▶ Problem details
Show every line of the records below that contains the word "subtitle".

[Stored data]
- - -
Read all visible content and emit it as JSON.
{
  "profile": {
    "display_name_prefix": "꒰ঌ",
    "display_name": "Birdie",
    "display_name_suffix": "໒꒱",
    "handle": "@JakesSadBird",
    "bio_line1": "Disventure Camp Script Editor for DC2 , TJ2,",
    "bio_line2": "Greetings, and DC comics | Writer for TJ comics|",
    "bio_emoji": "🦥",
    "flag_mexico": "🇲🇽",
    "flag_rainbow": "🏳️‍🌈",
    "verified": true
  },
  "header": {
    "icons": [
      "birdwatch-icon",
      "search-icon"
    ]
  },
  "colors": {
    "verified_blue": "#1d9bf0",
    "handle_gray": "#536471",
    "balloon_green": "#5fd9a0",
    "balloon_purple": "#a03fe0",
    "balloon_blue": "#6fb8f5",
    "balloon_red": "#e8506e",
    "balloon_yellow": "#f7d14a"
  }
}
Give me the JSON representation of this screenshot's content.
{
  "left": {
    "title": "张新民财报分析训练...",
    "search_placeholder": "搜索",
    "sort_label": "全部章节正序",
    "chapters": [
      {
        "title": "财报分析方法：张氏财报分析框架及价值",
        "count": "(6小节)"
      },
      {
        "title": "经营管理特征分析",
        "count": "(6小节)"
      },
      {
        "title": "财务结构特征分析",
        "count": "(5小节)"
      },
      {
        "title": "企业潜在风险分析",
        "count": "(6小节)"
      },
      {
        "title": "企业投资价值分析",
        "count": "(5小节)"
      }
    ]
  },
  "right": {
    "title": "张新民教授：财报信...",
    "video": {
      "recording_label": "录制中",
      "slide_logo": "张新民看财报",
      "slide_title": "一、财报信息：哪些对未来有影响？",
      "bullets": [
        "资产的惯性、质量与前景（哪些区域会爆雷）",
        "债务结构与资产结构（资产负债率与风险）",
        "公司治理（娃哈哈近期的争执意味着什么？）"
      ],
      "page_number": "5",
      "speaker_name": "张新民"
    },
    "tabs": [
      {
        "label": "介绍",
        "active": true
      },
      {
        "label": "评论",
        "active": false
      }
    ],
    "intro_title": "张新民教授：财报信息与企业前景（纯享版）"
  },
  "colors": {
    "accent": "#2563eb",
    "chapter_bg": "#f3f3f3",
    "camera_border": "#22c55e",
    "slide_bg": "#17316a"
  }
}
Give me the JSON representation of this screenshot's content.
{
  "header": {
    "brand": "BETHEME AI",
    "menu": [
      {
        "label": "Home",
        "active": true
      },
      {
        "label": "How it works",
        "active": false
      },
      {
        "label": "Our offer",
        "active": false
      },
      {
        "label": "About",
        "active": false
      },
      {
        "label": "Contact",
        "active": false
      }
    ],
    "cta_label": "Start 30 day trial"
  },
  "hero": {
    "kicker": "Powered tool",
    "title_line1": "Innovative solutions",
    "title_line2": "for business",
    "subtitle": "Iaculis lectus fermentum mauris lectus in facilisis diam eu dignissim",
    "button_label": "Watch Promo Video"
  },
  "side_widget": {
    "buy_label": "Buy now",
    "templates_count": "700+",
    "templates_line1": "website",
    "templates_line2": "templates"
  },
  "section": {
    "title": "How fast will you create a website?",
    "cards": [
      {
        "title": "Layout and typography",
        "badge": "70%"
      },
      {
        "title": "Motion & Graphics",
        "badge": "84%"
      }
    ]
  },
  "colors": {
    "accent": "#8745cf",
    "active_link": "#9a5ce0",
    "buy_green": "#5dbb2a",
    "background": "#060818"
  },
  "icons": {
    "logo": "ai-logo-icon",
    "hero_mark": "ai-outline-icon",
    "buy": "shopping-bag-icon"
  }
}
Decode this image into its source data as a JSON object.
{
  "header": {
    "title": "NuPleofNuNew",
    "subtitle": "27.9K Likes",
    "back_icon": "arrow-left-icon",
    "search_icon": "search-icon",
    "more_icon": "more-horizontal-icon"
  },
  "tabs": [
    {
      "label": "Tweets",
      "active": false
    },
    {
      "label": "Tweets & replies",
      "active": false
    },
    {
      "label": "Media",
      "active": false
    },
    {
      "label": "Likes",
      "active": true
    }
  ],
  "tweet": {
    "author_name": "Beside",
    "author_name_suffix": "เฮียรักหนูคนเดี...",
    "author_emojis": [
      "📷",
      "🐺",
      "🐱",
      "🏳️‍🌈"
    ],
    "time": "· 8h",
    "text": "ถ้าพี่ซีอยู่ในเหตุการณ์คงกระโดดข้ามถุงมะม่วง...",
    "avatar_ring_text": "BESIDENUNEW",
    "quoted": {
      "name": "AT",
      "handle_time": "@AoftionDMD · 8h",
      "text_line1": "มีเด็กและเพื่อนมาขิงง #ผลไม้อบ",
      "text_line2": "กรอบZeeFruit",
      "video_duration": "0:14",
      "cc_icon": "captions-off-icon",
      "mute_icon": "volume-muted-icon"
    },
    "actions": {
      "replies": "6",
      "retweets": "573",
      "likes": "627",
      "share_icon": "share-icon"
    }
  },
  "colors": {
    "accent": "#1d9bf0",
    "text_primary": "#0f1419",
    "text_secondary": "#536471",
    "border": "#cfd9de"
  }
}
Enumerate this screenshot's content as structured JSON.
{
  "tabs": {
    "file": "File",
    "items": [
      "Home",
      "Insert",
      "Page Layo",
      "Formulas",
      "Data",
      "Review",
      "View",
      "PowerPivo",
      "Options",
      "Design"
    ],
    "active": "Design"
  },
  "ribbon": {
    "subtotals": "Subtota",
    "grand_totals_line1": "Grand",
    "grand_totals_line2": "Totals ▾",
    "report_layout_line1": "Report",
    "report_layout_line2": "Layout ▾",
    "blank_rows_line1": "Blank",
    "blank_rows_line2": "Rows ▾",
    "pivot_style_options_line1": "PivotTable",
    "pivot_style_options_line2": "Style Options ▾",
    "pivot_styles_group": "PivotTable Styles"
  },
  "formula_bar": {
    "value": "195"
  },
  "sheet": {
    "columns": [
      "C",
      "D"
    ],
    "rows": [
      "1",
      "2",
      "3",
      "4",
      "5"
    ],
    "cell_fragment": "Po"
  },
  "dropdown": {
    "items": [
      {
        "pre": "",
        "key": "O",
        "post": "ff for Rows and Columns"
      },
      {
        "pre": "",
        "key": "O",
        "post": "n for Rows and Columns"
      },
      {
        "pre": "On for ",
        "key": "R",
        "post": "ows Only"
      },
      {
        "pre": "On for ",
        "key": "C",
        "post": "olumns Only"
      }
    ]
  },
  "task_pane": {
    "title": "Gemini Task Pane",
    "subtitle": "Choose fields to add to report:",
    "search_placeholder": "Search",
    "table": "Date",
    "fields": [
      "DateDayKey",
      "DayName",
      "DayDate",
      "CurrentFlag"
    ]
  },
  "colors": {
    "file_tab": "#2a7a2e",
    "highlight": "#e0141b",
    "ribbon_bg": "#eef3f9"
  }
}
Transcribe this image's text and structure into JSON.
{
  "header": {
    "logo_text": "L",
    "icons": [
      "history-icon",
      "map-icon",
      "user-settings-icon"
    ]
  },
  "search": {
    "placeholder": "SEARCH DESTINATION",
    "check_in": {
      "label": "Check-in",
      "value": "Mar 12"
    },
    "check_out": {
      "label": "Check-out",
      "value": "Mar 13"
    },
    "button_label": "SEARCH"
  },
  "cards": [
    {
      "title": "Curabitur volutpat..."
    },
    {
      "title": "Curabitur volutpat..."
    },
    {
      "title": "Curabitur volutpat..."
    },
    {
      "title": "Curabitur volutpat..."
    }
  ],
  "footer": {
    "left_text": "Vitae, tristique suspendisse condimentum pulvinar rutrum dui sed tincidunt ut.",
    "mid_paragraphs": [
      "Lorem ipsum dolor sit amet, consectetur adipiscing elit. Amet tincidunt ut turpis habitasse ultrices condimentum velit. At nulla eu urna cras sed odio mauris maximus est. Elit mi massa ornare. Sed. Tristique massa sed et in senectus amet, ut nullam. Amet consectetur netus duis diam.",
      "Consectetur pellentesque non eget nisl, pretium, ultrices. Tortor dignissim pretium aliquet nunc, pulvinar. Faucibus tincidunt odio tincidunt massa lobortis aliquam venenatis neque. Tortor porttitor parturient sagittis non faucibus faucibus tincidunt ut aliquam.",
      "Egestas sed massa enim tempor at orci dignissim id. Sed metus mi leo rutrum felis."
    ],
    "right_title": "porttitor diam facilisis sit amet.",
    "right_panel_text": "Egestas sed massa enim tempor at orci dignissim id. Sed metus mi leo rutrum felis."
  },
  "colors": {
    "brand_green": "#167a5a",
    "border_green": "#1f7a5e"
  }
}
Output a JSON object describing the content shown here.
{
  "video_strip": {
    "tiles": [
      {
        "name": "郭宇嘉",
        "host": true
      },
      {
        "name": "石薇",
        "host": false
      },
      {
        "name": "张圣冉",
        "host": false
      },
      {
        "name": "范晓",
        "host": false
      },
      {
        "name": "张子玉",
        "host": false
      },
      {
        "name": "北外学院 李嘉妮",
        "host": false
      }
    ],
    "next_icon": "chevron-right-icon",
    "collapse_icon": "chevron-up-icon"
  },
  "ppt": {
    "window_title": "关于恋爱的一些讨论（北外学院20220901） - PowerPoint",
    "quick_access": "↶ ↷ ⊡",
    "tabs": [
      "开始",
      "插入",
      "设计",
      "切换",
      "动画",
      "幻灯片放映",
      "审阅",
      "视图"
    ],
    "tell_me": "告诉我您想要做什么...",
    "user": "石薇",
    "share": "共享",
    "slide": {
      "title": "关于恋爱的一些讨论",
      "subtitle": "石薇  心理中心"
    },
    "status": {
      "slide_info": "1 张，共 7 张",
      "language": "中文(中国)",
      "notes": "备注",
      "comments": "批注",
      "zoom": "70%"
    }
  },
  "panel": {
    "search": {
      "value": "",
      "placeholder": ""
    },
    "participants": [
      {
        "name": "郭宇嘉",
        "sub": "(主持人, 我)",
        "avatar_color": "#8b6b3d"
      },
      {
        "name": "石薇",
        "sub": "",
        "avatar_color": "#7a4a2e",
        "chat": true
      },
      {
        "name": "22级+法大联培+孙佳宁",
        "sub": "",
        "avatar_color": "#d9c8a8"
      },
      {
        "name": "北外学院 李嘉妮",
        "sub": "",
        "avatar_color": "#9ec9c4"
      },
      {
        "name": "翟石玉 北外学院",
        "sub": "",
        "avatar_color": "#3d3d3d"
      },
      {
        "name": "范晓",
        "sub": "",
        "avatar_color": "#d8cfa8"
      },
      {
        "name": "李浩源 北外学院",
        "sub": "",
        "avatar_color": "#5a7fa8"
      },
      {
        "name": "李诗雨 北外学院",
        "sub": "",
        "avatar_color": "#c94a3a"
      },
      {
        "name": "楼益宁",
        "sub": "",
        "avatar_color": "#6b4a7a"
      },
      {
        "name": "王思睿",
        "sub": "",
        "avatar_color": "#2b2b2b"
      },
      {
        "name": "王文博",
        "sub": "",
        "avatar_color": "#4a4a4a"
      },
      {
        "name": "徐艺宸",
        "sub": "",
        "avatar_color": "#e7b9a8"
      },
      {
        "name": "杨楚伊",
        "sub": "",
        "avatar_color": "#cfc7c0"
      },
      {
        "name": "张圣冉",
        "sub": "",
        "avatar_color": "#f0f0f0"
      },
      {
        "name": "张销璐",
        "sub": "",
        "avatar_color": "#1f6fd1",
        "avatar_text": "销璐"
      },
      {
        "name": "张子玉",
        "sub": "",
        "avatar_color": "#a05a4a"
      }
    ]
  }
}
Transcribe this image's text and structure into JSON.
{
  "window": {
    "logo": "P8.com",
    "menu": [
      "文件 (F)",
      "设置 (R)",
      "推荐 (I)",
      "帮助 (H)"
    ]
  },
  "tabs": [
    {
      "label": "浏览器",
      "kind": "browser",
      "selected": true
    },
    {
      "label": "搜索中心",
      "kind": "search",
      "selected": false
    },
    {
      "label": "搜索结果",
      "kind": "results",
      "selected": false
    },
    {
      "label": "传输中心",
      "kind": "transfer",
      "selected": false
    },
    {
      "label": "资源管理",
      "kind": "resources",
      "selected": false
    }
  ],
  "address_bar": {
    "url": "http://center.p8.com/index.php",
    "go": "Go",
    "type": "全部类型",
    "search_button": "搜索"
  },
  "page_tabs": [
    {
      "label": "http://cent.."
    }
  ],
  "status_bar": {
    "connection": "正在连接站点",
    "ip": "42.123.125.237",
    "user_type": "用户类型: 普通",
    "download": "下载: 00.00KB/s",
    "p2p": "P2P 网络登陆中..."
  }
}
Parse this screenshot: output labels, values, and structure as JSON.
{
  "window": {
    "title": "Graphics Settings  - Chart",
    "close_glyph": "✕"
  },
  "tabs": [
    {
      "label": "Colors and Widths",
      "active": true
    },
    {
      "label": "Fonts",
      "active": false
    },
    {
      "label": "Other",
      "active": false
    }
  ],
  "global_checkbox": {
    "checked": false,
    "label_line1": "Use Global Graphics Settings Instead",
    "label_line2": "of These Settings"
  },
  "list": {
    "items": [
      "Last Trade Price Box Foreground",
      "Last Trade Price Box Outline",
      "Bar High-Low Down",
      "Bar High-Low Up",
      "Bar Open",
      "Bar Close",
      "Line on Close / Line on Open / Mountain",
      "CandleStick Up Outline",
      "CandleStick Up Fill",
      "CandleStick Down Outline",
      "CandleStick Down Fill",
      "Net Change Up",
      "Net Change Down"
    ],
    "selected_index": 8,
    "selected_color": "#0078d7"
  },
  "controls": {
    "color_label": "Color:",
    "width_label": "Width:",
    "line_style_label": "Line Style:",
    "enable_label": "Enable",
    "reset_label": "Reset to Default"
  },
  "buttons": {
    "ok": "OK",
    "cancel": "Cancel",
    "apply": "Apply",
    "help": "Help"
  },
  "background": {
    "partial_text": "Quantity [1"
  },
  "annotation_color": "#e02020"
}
- - -
▶ Answer below
    "subtitle": "Iaculis lectus fermentum mauris lectus in facilisis diam eu dignissim",
    "subtitle": "27.9K Likes",
    "subtitle": "Choose fields to add to report:",
      "subtitle": "石薇  心理中心"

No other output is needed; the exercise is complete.